#### AIM OF THE EXERCISE:
Print the listing in its entirety and exactly, leaving out images.

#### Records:
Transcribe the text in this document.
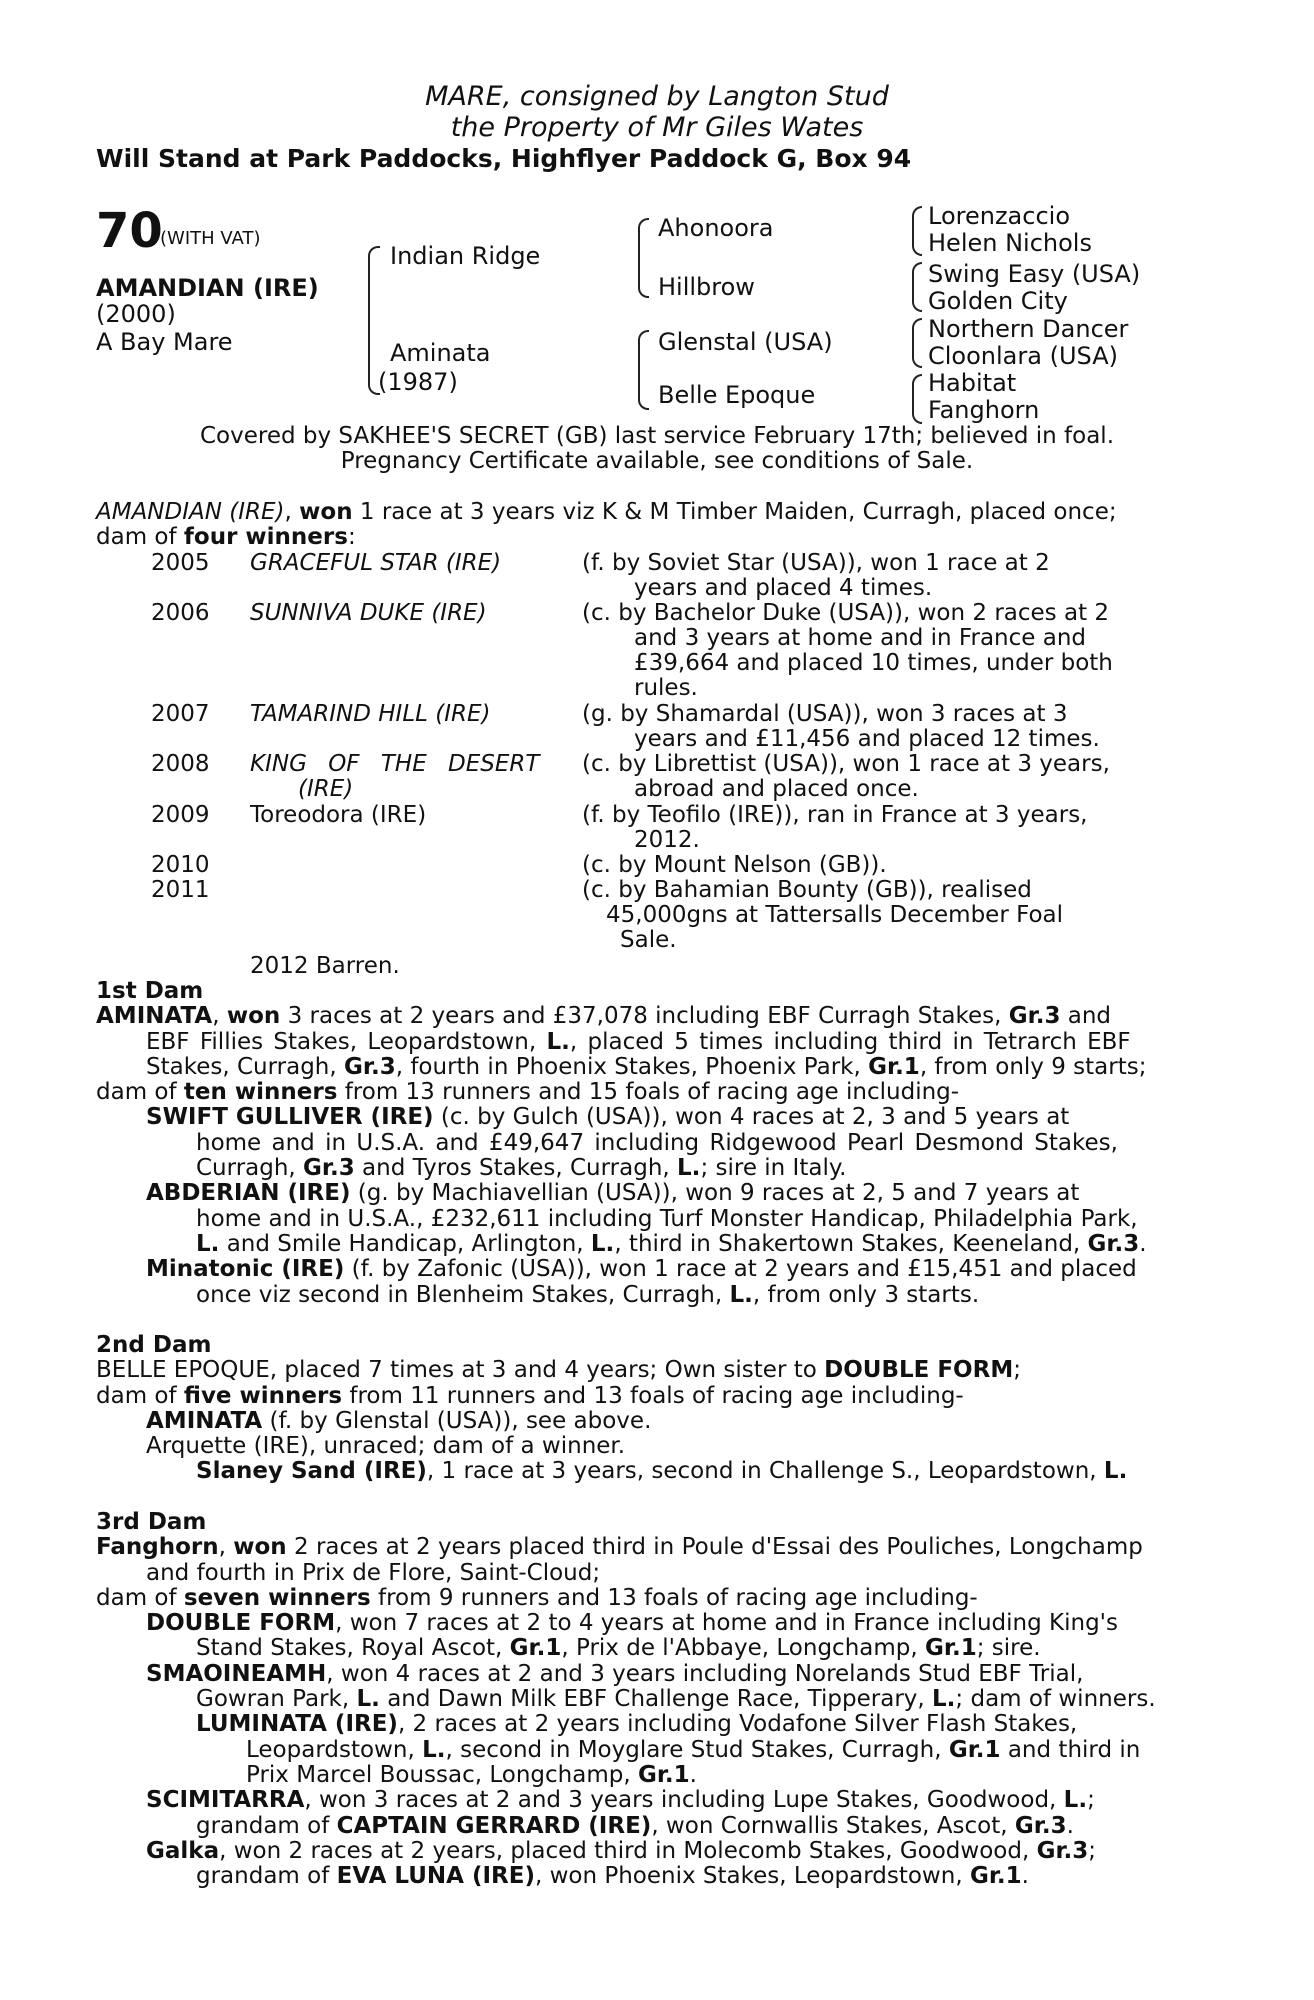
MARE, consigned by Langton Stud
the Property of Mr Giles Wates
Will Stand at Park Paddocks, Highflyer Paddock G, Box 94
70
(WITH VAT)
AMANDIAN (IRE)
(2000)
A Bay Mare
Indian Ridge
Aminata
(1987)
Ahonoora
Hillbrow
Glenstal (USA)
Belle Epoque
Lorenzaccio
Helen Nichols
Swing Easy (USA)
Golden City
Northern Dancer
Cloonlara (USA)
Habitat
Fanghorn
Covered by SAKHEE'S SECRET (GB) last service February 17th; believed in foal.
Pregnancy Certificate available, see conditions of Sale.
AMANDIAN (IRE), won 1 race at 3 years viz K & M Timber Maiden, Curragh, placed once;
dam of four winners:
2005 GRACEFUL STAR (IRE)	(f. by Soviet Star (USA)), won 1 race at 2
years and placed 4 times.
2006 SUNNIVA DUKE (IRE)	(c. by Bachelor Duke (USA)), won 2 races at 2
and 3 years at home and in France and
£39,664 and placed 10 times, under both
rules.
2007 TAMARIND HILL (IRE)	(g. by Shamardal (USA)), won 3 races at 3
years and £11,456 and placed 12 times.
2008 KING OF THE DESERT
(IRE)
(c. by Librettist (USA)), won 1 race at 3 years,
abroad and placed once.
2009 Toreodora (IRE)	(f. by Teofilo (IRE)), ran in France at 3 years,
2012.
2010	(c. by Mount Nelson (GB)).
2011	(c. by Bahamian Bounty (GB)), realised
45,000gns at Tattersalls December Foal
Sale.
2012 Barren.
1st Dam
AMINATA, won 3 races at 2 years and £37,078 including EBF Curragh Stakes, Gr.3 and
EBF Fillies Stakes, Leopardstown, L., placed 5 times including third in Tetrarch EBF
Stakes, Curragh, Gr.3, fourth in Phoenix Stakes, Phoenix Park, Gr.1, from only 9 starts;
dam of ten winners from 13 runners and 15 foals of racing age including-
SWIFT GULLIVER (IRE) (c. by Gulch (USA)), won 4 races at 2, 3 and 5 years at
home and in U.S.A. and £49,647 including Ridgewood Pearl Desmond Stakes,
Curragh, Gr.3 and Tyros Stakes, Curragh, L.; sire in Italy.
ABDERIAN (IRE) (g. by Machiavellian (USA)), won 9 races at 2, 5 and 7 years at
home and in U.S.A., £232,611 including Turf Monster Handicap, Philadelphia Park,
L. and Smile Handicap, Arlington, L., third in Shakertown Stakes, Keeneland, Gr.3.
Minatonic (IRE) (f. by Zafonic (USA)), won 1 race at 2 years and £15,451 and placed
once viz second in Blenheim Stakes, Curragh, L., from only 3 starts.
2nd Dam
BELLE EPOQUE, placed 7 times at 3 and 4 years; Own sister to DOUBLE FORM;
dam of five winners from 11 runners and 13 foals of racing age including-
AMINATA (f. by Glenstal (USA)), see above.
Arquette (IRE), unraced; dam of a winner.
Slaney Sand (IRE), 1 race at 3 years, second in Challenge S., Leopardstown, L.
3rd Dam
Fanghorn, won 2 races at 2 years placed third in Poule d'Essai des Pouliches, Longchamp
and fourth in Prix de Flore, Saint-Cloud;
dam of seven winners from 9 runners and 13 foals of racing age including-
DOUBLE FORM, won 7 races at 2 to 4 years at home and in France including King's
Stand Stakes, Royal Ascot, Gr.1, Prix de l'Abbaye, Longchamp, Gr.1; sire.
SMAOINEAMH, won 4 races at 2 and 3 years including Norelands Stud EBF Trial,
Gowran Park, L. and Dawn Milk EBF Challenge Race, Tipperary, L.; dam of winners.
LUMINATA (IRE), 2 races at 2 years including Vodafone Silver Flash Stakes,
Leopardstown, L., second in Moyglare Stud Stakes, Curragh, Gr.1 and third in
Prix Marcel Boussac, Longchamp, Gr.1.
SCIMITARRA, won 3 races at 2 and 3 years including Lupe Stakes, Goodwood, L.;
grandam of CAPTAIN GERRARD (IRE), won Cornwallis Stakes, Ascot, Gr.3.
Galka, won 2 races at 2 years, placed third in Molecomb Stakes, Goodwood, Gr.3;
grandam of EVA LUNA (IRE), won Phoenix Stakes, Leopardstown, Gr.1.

#### TASK OUTPUT:
Transcribe the text in this document.
MARE, consigned by Langton Stud
the Property of Mr Giles Wates
Will Stand at Park Paddocks, Highflyer Paddock G, Box 94
70
(WITH VAT)
AMANDIAN (IRE)
(2000)
A Bay Mare
Indian Ridge
Aminata
(1987)
Ahonoora
Hillbrow
Glenstal (USA)
Belle Epoque
Lorenzaccio
Helen Nichols
Swing Easy (USA)
Golden City
Northern Dancer
Cloonlara (USA)
Habitat
Fanghorn
Covered by SAKHEE'S SECRET (GB) last service February 17th; believed in foal.
Pregnancy Certificate available, see conditions of Sale.
AMANDIAN (IRE), won 1 race at 3 years viz K & M Timber Maiden, Curragh, placed once;
dam of four winners:
2005 GRACEFUL STAR (IRE)	(f. by Soviet Star (USA)), won 1 race at 2
years and placed 4 times.
2006 SUNNIVA DUKE (IRE)	(c. by Bachelor Duke (USA)), won 2 races at 2
and 3 years at home and in France and
£39,664 and placed 10 times, under both
rules.
2007 TAMARIND HILL (IRE)	(g. by Shamardal (USA)), won 3 races at 3
years and £11,456 and placed 12 times.
2008 KING OF THE DESERT
(IRE)
(c. by Librettist (USA)), won 1 race at 3 years,
abroad and placed once.
2009 Toreodora (IRE)	(f. by Teofilo (IRE)), ran in France at 3 years,
2012.
2010	(c. by Mount Nelson (GB)).
2011	(c. by Bahamian Bounty (GB)), realised
45,000gns at Tattersalls December Foal
Sale.
2012 Barren.
1st Dam
AMINATA, won 3 races at 2 years and £37,078 including EBF Curragh Stakes, Gr.3 and
EBF Fillies Stakes, Leopardstown, L., placed 5 times including third in Tetrarch EBF
Stakes, Curragh, Gr.3, fourth in Phoenix Stakes, Phoenix Park, Gr.1, from only 9 starts;
dam of ten winners from 13 runners and 15 foals of racing age including-
SWIFT GULLIVER (IRE) (c. by Gulch (USA)), won 4 races at 2, 3 and 5 years at
home and in U.S.A. and £49,647 including Ridgewood Pearl Desmond Stakes,
Curragh, Gr.3 and Tyros Stakes, Curragh, L.; sire in Italy.
ABDERIAN (IRE) (g. by Machiavellian (USA)), won 9 races at 2, 5 and 7 years at
home and in U.S.A., £232,611 including Turf Monster Handicap, Philadelphia Park,
L. and Smile Handicap, Arlington, L., third in Shakertown Stakes, Keeneland, Gr.3.
Minatonic (IRE) (f. by Zafonic (USA)), won 1 race at 2 years and £15,451 and placed
once viz second in Blenheim Stakes, Curragh, L., from only 3 starts.
2nd Dam
BELLE EPOQUE, placed 7 times at 3 and 4 years; Own sister to DOUBLE FORM;
dam of five winners from 11 runners and 13 foals of racing age including-
AMINATA (f. by Glenstal (USA)), see above.
Arquette (IRE), unraced; dam of a winner.
Slaney Sand (IRE), 1 race at 3 years, second in Challenge S., Leopardstown, L.
3rd Dam
Fanghorn, won 2 races at 2 years placed third in Poule d'Essai des Pouliches, Longchamp
and fourth in Prix de Flore, Saint-Cloud;
dam of seven winners from 9 runners and 13 foals of racing age including-
DOUBLE FORM, won 7 races at 2 to 4 years at home and in France including King's
Stand Stakes, Royal Ascot, Gr.1, Prix de l'Abbaye, Longchamp, Gr.1; sire.
SMAOINEAMH, won 4 races at 2 and 3 years including Norelands Stud EBF Trial,
Gowran Park, L. and Dawn Milk EBF Challenge Race, Tipperary, L.; dam of winners.
LUMINATA (IRE), 2 races at 2 years including Vodafone Silver Flash Stakes,
Leopardstown, L., second in Moyglare Stud Stakes, Curragh, Gr.1 and third in
Prix Marcel Boussac, Longchamp, Gr.1.
SCIMITARRA, won 3 races at 2 and 3 years including Lupe Stakes, Goodwood, L.;
grandam of CAPTAIN GERRARD (IRE), won Cornwallis Stakes, Ascot, Gr.3.
Galka, won 2 races at 2 years, placed third in Molecomb Stakes, Goodwood, Gr.3;
grandam of EVA LUNA (IRE), won Phoenix Stakes, Leopardstown, Gr.1.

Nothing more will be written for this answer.